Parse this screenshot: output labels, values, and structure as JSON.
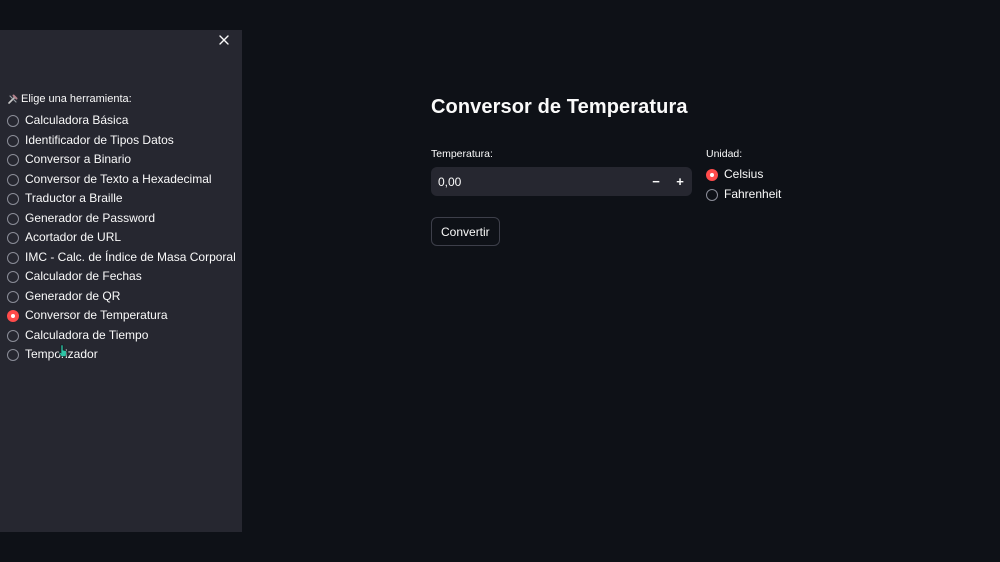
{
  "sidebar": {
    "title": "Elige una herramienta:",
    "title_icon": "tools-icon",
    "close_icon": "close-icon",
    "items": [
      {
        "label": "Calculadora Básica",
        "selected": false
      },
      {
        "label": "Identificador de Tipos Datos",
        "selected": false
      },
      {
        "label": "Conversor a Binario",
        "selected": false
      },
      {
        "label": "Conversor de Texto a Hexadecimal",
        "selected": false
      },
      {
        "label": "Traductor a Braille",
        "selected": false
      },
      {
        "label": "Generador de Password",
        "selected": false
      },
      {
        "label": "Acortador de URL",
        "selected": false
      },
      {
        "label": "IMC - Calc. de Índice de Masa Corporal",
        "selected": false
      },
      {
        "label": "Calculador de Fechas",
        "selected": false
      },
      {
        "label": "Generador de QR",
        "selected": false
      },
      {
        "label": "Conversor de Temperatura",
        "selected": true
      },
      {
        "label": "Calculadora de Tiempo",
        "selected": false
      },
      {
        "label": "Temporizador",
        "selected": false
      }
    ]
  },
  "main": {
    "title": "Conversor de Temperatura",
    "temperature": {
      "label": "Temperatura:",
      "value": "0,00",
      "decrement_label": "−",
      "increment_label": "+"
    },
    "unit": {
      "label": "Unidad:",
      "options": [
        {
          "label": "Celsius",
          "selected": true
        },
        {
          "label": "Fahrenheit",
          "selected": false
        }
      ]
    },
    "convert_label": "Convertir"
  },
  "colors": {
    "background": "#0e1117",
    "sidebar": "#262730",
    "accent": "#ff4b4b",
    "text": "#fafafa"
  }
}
· · · ·
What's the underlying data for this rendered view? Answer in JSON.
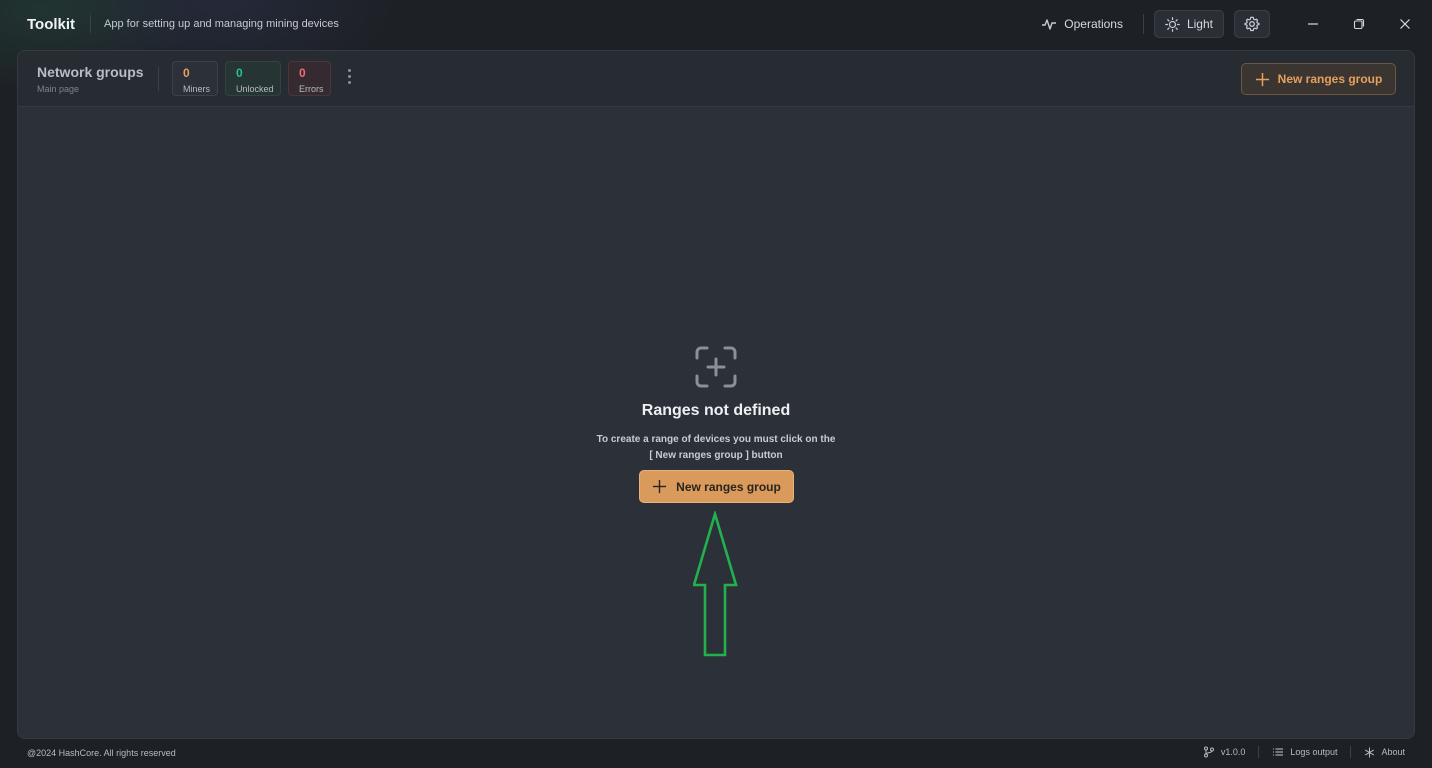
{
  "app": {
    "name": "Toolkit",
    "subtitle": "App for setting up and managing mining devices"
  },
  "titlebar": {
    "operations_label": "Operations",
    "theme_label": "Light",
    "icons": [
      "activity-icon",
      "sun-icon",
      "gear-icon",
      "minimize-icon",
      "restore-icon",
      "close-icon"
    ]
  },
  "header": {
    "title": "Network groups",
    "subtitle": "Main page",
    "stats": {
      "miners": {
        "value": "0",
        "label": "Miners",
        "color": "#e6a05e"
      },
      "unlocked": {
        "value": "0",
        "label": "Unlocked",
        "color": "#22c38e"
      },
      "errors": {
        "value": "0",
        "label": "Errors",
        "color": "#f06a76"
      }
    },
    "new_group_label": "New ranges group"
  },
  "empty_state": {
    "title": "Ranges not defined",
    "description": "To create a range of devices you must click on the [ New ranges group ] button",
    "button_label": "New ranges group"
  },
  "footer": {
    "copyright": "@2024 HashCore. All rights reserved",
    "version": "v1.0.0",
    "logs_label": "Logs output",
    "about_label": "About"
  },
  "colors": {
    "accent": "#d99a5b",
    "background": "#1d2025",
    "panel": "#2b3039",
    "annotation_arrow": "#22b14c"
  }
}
· · · ·
To be done: Each line in the listing above that contains "this" should be copied.

Result:
Parse this screenshot: output labels, values, and structure as JSON.
What's the underlying data for this rendered view? Answer in JSON.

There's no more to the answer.